• [ITEMS]:
"""
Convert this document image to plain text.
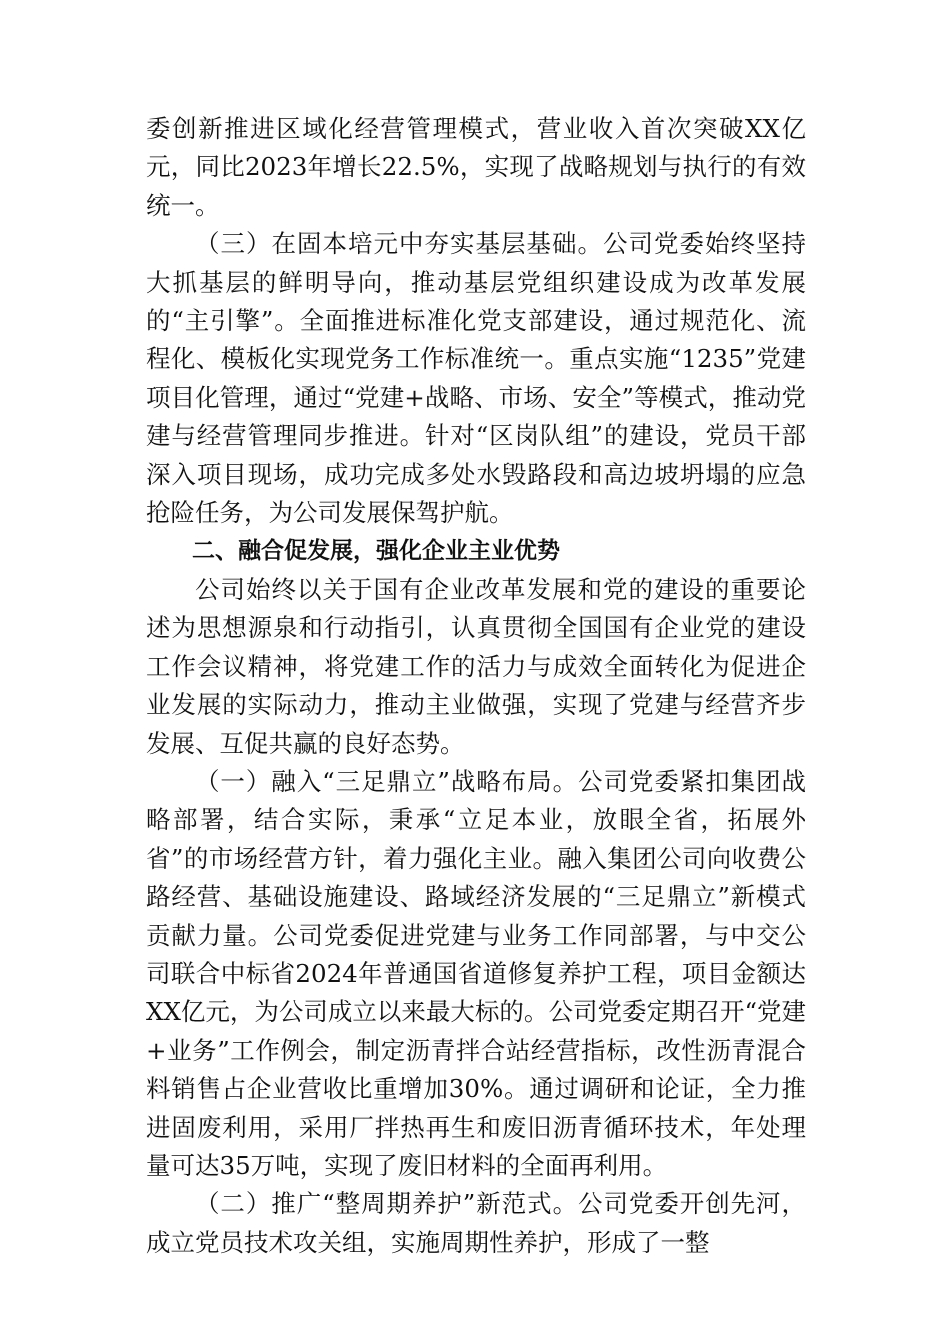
委创新推进区域化经营管理模式，营业收入首次突破XX亿元，同比2023年增长22.5%，实现了战略规划与执行的有效统一。

（三）在固本培元中夯实基层基础。公司党委始终坚持大抓基层的鲜明导向，推动基层党组织建设成为改革发展的“主引擎”。全面推进标准化党支部建设，通过规范化、流程化、模板化实现党务工作标准统一。重点实施“1235”党建项目化管理，通过“党建+战略、市场、安全”等模式，推动党建与经营管理同步推进。针对“区岗队组”的建设，党员干部深入项目现场，成功完成多处水毁路段和高边坡坍塌的应急抢险任务，为公司发展保驾护航。

二、融合促发展，强化企业主业优势

公司始终以关于国有企业改革发展和党的建设的重要论述为思想源泉和行动指引，认真贯彻全国国有企业党的建设工作会议精神，将党建工作的活力与成效全面转化为促进企业发展的实际动力，推动主业做强，实现了党建与经营齐步发展、互促共赢的良好态势。

（一）融入“三足鼎立”战略布局。公司党委紧扣集团战略部署，结合实际，秉承“立足本业，放眼全省，拓展外省”的市场经营方针，着力强化主业。融入集团公司向收费公路经营、基础设施建设、路域经济发展的“三足鼎立”新模式贡献力量。公司党委促进党建与业务工作同部署，与中交公司联合中标省2024年普通国省道修复养护工程，项目金额达XX亿元，为公司成立以来最大标的。公司党委定期召开“党建+业务”工作例会，制定沥青拌合站经营指标，改性沥青混合料销售占企业营收比重增加30%。通过调研和论证，全力推进固废利用，采用厂拌热再生和废旧沥青循环技术，年处理量可达35万吨，实现了废旧材料的全面再利用。

（二）推广“整周期养护”新范式。公司党委开创先河，成立党员技术攻关组，实施周期性养护，形成了一整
"""
• [REQUIREMENTS]:
Send back the data above word for word, with the pictures left out.

• [EXERCISE SOLUTION]:
Convert this document image to plain text.
委创新推进区域化经营管理模式，营业收入首次突破XX亿元，同比2023年增长22.5%，实现了战略规划与执行的有效统一。

（三）在固本培元中夯实基层基础。公司党委始终坚持大抓基层的鲜明导向，推动基层党组织建设成为改革发展的“主引擎”。全面推进标准化党支部建设，通过规范化、流程化、模板化实现党务工作标准统一。重点实施“1235”党建项目化管理，通过“党建+战略、市场、安全”等模式，推动党建与经营管理同步推进。针对“区岗队组”的建设，党员干部深入项目现场，成功完成多处水毁路段和高边坡坍塌的应急抢险任务，为公司发展保驾护航。

二、融合促发展，强化企业主业优势

公司始终以关于国有企业改革发展和党的建设的重要论述为思想源泉和行动指引，认真贯彻全国国有企业党的建设工作会议精神，将党建工作的活力与成效全面转化为促进企业发展的实际动力，推动主业做强，实现了党建与经营齐步发展、互促共赢的良好态势。

（一）融入“三足鼎立”战略布局。公司党委紧扣集团战略部署，结合实际，秉承“立足本业，放眼全省，拓展外省”的市场经营方针，着力强化主业。融入集团公司向收费公路经营、基础设施建设、路域经济发展的“三足鼎立”新模式贡献力量。公司党委促进党建与业务工作同部署，与中交公司联合中标省2024年普通国省道修复养护工程，项目金额达XX亿元，为公司成立以来最大标的。公司党委定期召开“党建+业务”工作例会，制定沥青拌合站经营指标，改性沥青混合料销售占企业营收比重增加30%。通过调研和论证，全力推进固废利用，采用厂拌热再生和废旧沥青循环技术，年处理量可达35万吨，实现了废旧材料的全面再利用。

（二）推广“整周期养护”新范式。公司党委开创先河，成立党员技术攻关组，实施周期性养护，形成了一整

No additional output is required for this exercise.